-------- Data for this task --------
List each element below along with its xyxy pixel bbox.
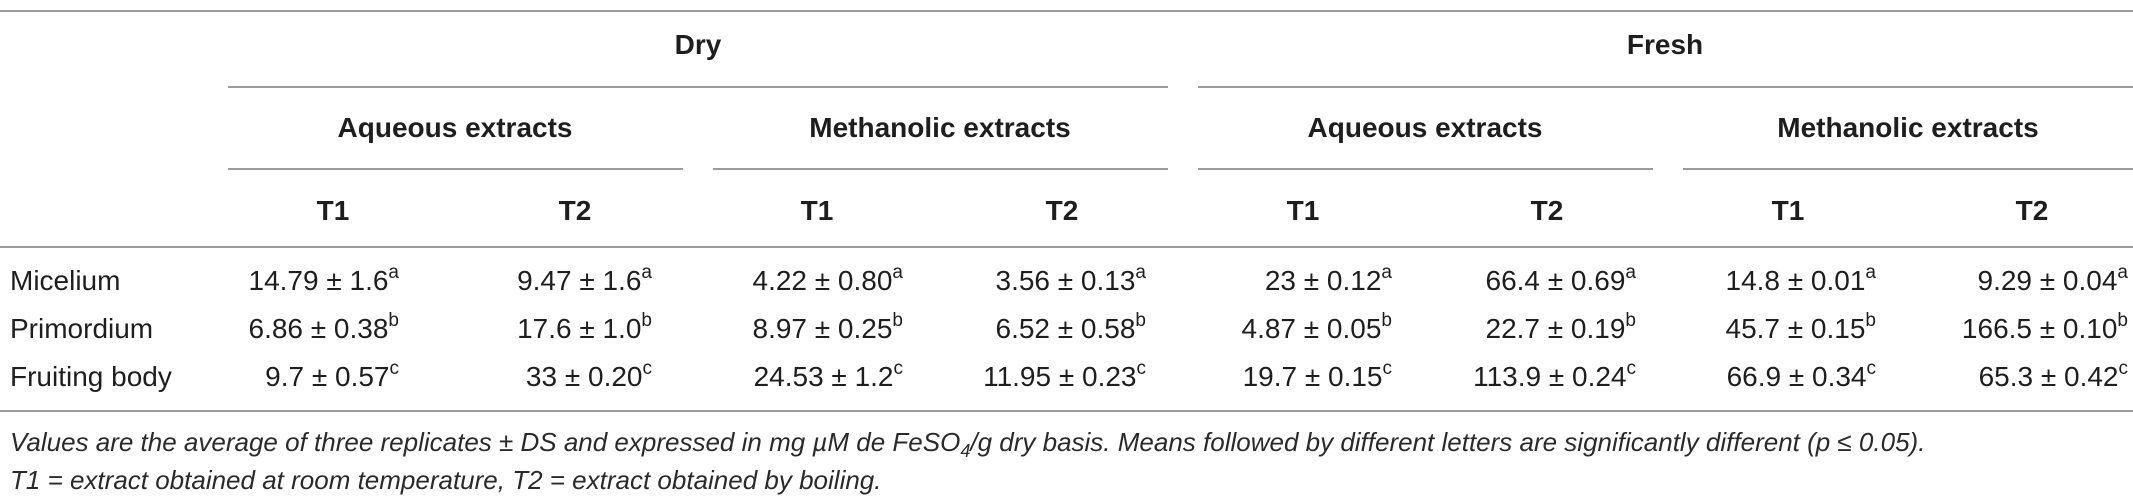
dry-aqueous-rule <box>228 168 683 170</box>
table-cell: 9.29 ± 0.04a <box>1977 261 2129 296</box>
row-label-primordium: Primordium <box>10 313 154 344</box>
dry-group-rule <box>228 86 1168 88</box>
col-header-dry-methanolic-t2: T2 <box>1045 195 1079 226</box>
fresh-group-rule <box>1198 86 2133 88</box>
col-header-fresh-methanolic-t1: T1 <box>1771 195 1805 226</box>
table-cell: 66.4 ± 0.69a <box>1485 261 1637 296</box>
table-footnote-line-2: T1 = extract obtained at room temperatur… <box>10 465 882 495</box>
subheader-dry-aqueous: Aqueous extracts <box>337 112 573 143</box>
group-header-fresh: Fresh <box>1626 29 1704 60</box>
fresh-aqueous-rule <box>1198 168 1653 170</box>
table-cell: 6.86 ± 0.38b <box>248 309 400 344</box>
col-header-dry-aqueous-t1: T1 <box>316 195 350 226</box>
subheader-fresh-methanolic: Methanolic extracts <box>1777 112 2039 143</box>
table-cell: 166.5 ± 0.10b <box>1961 309 2128 344</box>
col-header-fresh-methanolic-t2: T2 <box>2015 195 2049 226</box>
table-cell: 9.47 ± 1.6a <box>517 261 652 296</box>
table-cell: 3.56 ± 0.13a <box>995 261 1147 296</box>
table-cell: 65.3 ± 0.42c <box>1978 357 2128 392</box>
table-cell: 24.53 ± 1.2c <box>753 357 903 392</box>
table-cell: 66.9 ± 0.34c <box>1726 357 1876 392</box>
table-cell: 45.7 ± 0.15b <box>1725 309 1877 344</box>
table-footnote-line-1: Values are the average of three replicat… <box>10 427 1926 462</box>
header-bottom-rule <box>0 246 2133 248</box>
table-cell: 113.9 ± 0.24c <box>1473 357 1636 392</box>
col-header-dry-aqueous-t2: T2 <box>558 195 592 226</box>
top-rule <box>0 10 2133 12</box>
table-cell: 4.87 ± 0.05b <box>1241 309 1393 344</box>
table-cell: 9.7 ± 0.57c <box>265 357 399 392</box>
subheader-dry-methanolic: Methanolic extracts <box>809 112 1071 143</box>
table-cell: 8.97 ± 0.25b <box>752 309 904 344</box>
col-header-fresh-aqueous-t1: T1 <box>1286 195 1320 226</box>
fresh-methanolic-rule <box>1683 168 2133 170</box>
table-cell: 23 ± 0.12a <box>1264 261 1392 296</box>
table-cell: 19.7 ± 0.15c <box>1242 357 1392 392</box>
row-label-micelium: Micelium <box>10 265 121 296</box>
table-cell: 4.22 ± 0.80a <box>752 261 904 296</box>
table-cell: 14.8 ± 0.01a <box>1725 261 1877 296</box>
table-cell: 6.52 ± 0.58b <box>995 309 1147 344</box>
group-header-dry: Dry <box>674 29 722 60</box>
col-header-dry-methanolic-t1: T1 <box>800 195 834 226</box>
table-cell: 11.95 ± 0.23c <box>983 357 1146 392</box>
table-cell: 17.6 ± 1.0b <box>517 309 652 344</box>
col-header-fresh-aqueous-t2: T2 <box>1530 195 1564 226</box>
table-cell: 14.79 ± 1.6a <box>248 261 400 296</box>
table-cell: 33 ± 0.20c <box>525 357 652 392</box>
dry-methanolic-rule <box>713 168 1168 170</box>
table-bottom-rule <box>0 410 2133 412</box>
row-label-fruiting-body: Fruiting body <box>10 361 172 392</box>
subheader-fresh-aqueous: Aqueous extracts <box>1307 112 1543 143</box>
table-cell: 22.7 ± 0.19b <box>1485 309 1637 344</box>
--------
__What you will do__. Starting with the line containing "dry-aqueous-rule <box>228 168 683 170</box>" and going on through the line containing "col-header-dry-methanolic-t1: T1 <box>800", convert those lines of the records above into a JSON list of strings, one string per line, leaving out any blank lines.

__Complete answer__.
[
  "dry-aqueous-rule <box>228 168 683 170</box>",
  "table-cell: 9.29 ± 0.04a <box>1977 261 2129 296</box>",
  "row-label-primordium: Primordium <box>10 313 154 344</box>",
  "dry-group-rule <box>228 86 1168 88</box>",
  "col-header-dry-methanolic-t2: T2 <box>1045 195 1079 226</box>",
  "fresh-group-rule <box>1198 86 2133 88</box>",
  "col-header-fresh-methanolic-t1: T1 <box>1771 195 1805 226</box>",
  "table-cell: 66.4 ± 0.69a <box>1485 261 1637 296</box>",
  "table-footnote-line-2: T1 = extract obtained at room temperatur… <box>10 465 882 495</box>",
  "subheader-dry-aqueous: Aqueous extracts <box>337 112 573 143</box>",
  "group-header-fresh: Fresh <box>1626 29 1704 60</box>",
  "fresh-aqueous-rule <box>1198 168 1653 170</box>",
  "table-cell: 6.86 ± 0.38b <box>248 309 400 344</box>",
  "col-header-dry-aqueous-t1: T1 <box>316 195 350 226</box>",
  "subheader-fresh-methanolic: Methanolic extracts <box>1777 112 2039 143</box>",
  "table-cell: 166.5 ± 0.10b <box>1961 309 2128 344</box>",
  "col-header-fresh-methanolic-t2: T2 <box>2015 195 2049 226</box>",
  "table-cell: 9.47 ± 1.6a <box>517 261 652 296</box>",
  "table-cell: 3.56 ± 0.13a <box>995 261 1147 296</box>",
  "table-cell: 65.3 ± 0.42c <box>1978 357 2128 392</box>",
  "table-cell: 24.53 ± 1.2c <box>753 357 903 392</box>",
  "table-cell: 66.9 ± 0.34c <box>1726 357 1876 392</box>",
  "table-cell: 45.7 ± 0.15b <box>1725 309 1877 344</box>",
  "table-footnote-line-1: Values are the average of three replicat… <box>10 427 1926 462</box>",
  "header-bottom-rule <box>0 246 2133 248</box>",
  "table-cell: 113.9 ± 0.24c <box>1473 357 1636 392</box>",
  "col-header-dry-aqueous-t2: T2 <box>558 195 592 226</box>",
  "top-rule <box>0 10 2133 12</box>",
  "table-cell: 4.87 ± 0.05b <box>1241 309 1393 344</box>",
  "table-cell: 9.7 ± 0.57c <box>265 357 399 392</box>",
  "subheader-dry-methanolic: Methanolic extracts <box>809 112 1071 143</box>",
  "table-cell: 8.97 ± 0.25b <box>752 309 904 344</box>",
  "col-header-fresh-aqueous-t1: T1 <box>1286 195 1320 226</box>",
  "fresh-methanolic-rule <box>1683 168 2133 170</box>",
  "table-cell: 23 ± 0.12a <box>1264 261 1392 296</box>",
  "table-cell: 19.7 ± 0.15c <box>1242 357 1392 392</box>",
  "row-label-micelium: Micelium <box>10 265 121 296</box>",
  "table-cell: 4.22 ± 0.80a <box>752 261 904 296</box>",
  "table-cell: 14.8 ± 0.01a <box>1725 261 1877 296</box>",
  "table-cell: 6.52 ± 0.58b <box>995 309 1147 344</box>",
  "group-header-dry: Dry <box>674 29 722 60</box>",
  "col-header-dry-methanolic-t1: T1 <box>800 195 834 226</box>"
]